• _WHAT TO WORK ON_
Your task is to locate every line holding the string "Services" and to copy each of them.

════════════════

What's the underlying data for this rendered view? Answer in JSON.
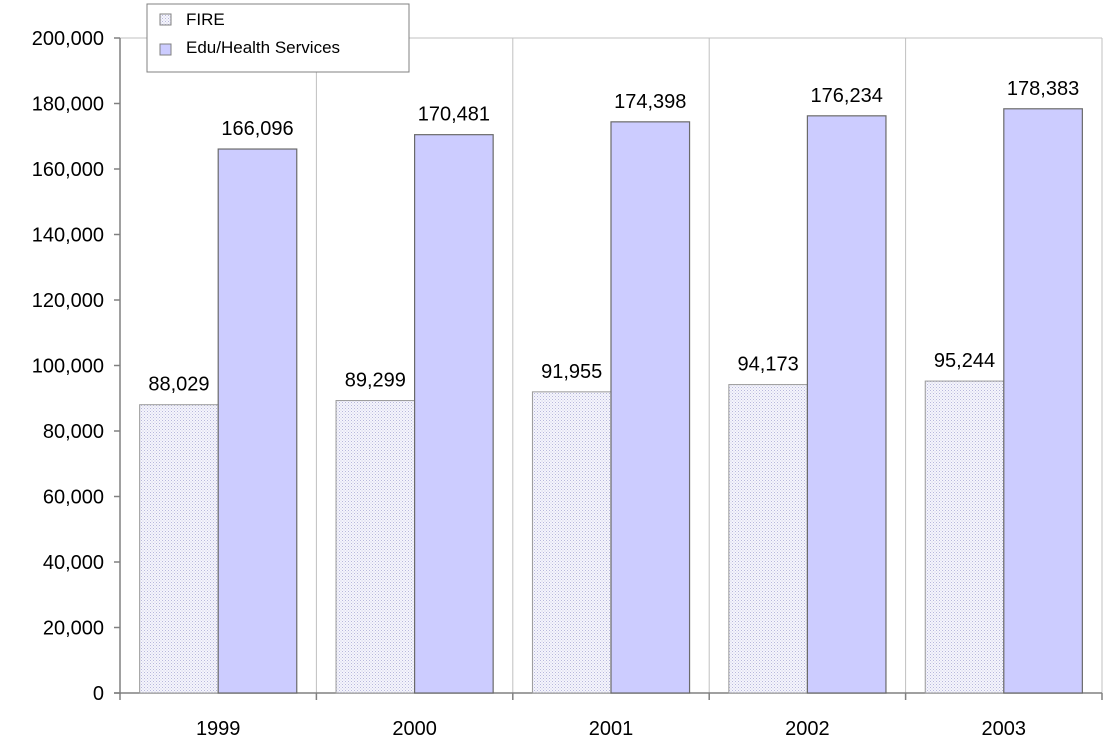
{
  "chart_data": {
    "type": "bar",
    "categories": [
      "1999",
      "2000",
      "2001",
      "2002",
      "2003"
    ],
    "series": [
      {
        "name": "FIRE",
        "values": [
          88029,
          89299,
          91955,
          94173,
          95244
        ],
        "color": "#f0f0fa",
        "pattern": "dotted"
      },
      {
        "name": "Edu/Health Services",
        "values": [
          166096,
          170481,
          174398,
          176234,
          178383
        ],
        "color": "#ccccff"
      }
    ],
    "value_labels": {
      "FIRE": [
        "88,029",
        "89,299",
        "91,955",
        "94,173",
        "95,244"
      ],
      "Edu/Health Services": [
        "166,096",
        "170,481",
        "174,398",
        "176,234",
        "178,383"
      ]
    },
    "yticks": [
      "0",
      "20,000",
      "40,000",
      "60,000",
      "80,000",
      "100,000",
      "120,000",
      "140,000",
      "160,000",
      "180,000",
      "200,000"
    ],
    "ylim": [
      0,
      200000
    ],
    "grid": "vertical",
    "legend_position": "top-left",
    "title": "",
    "xlabel": "",
    "ylabel": ""
  }
}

════════════════

• _IN RESPONSE_
        "name": "Edu/Health Services",
      "Edu/Health Services": [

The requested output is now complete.